**Work to do**
Check every line of the entries for "grazed", and copy the lines that hold it.

**Data section**

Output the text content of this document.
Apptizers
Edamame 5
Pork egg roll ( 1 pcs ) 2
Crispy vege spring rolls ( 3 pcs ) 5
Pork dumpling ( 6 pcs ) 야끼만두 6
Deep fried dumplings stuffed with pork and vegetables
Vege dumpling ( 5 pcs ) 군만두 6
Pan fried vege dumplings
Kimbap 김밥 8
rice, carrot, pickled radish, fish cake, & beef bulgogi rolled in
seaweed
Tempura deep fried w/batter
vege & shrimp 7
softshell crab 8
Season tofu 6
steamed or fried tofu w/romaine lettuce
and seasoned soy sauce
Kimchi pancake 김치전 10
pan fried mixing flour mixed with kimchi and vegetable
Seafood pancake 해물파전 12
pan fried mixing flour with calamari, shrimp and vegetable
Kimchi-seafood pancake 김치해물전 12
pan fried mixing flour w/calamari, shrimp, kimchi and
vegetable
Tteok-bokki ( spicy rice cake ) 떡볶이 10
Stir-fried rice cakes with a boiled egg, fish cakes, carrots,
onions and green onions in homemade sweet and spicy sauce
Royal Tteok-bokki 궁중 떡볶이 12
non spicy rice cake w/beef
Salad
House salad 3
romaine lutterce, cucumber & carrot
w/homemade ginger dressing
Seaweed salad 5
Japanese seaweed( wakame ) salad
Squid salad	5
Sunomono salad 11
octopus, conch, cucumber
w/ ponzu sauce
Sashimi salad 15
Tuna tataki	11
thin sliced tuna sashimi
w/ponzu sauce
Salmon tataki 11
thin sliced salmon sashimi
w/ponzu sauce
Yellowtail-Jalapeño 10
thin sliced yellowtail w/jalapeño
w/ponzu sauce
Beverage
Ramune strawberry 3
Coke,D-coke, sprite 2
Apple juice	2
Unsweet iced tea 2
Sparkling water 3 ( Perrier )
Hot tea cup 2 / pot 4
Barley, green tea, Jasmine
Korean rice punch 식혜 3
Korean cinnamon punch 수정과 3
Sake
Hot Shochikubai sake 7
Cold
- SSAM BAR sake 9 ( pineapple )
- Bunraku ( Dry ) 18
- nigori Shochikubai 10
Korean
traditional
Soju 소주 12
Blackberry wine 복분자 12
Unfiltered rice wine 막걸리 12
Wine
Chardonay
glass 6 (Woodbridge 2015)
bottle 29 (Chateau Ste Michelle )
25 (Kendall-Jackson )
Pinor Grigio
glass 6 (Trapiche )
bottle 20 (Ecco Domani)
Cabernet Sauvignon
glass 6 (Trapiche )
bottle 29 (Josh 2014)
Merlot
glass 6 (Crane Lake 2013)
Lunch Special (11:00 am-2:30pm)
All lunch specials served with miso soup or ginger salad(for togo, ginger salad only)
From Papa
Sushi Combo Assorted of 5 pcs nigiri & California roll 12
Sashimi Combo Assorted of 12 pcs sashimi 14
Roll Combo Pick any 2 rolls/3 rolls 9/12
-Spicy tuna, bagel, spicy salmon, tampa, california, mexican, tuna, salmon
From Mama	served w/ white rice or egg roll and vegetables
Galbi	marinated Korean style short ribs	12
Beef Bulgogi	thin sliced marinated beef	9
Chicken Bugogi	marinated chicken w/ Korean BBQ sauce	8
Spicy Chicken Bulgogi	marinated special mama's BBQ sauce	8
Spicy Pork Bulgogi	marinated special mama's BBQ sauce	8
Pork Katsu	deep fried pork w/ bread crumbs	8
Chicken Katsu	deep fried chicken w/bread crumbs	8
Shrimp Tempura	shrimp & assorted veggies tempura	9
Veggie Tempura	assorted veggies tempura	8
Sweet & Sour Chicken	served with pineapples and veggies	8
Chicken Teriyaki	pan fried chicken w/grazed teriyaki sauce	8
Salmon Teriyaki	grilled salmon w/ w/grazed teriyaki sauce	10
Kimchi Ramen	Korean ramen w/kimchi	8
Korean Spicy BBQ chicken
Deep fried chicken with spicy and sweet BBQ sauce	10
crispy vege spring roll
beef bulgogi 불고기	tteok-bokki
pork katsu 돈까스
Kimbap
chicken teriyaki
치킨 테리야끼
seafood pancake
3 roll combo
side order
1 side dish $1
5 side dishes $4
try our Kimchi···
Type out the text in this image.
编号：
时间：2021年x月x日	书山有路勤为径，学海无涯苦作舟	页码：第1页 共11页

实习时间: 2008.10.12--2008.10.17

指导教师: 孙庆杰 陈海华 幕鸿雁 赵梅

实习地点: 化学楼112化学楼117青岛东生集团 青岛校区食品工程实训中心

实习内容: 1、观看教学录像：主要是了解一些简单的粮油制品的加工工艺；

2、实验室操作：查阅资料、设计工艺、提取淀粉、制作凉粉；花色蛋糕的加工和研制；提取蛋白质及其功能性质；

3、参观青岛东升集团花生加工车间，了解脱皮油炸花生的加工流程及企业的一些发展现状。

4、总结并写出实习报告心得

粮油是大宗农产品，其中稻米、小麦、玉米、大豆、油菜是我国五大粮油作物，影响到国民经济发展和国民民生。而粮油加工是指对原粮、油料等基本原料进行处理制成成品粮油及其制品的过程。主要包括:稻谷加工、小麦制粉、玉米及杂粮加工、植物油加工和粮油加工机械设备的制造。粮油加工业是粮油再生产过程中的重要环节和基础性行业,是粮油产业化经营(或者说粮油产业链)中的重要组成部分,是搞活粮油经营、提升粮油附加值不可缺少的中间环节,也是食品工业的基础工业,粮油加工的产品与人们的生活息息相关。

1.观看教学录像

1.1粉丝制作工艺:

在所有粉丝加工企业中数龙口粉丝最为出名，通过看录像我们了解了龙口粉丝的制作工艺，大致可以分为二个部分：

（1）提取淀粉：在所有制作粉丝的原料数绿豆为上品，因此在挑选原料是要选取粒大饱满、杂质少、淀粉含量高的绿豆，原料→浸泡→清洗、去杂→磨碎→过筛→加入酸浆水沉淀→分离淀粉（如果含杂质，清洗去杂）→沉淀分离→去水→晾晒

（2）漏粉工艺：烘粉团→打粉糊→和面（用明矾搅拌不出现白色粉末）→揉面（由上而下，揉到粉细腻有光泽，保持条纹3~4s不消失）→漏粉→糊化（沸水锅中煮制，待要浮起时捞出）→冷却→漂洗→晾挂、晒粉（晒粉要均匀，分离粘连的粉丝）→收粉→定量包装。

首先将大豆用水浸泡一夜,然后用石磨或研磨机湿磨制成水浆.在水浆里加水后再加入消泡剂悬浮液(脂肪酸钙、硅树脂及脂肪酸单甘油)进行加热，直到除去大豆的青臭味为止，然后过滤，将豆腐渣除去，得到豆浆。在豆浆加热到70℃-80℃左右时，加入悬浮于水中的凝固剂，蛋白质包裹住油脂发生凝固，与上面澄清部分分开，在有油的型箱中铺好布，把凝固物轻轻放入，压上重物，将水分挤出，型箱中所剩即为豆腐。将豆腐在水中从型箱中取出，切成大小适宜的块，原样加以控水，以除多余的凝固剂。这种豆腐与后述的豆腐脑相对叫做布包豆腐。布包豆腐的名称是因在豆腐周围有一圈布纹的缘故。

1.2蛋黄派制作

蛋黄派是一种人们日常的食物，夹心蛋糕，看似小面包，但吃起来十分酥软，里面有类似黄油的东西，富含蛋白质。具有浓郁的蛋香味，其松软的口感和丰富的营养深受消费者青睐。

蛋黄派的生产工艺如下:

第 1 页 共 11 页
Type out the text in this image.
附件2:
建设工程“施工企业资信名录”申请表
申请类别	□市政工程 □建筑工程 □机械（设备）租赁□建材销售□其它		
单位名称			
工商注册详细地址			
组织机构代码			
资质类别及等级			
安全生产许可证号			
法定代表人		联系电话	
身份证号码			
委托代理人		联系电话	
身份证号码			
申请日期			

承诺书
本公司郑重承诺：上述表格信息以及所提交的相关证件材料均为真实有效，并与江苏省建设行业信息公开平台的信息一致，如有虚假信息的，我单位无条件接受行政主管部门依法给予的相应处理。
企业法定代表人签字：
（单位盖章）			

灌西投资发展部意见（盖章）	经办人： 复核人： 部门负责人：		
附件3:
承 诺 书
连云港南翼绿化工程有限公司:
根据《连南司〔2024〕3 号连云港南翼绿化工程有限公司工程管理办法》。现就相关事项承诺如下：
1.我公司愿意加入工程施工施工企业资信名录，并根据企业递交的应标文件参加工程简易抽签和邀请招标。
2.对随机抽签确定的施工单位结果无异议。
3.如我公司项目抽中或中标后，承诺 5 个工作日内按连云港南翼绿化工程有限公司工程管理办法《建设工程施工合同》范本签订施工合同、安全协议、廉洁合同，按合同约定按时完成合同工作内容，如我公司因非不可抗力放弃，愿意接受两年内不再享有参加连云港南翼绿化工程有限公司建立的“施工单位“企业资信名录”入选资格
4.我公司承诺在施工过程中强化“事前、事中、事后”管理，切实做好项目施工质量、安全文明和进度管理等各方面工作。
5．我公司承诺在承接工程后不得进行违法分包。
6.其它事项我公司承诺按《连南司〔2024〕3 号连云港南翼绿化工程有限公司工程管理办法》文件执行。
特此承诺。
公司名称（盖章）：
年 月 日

**Result of this task**
Chicken Teriyaki	pan fried chicken w/grazed teriyaki sauce	8
Salmon Teriyaki	grilled salmon w/ w/grazed teriyaki sauce	10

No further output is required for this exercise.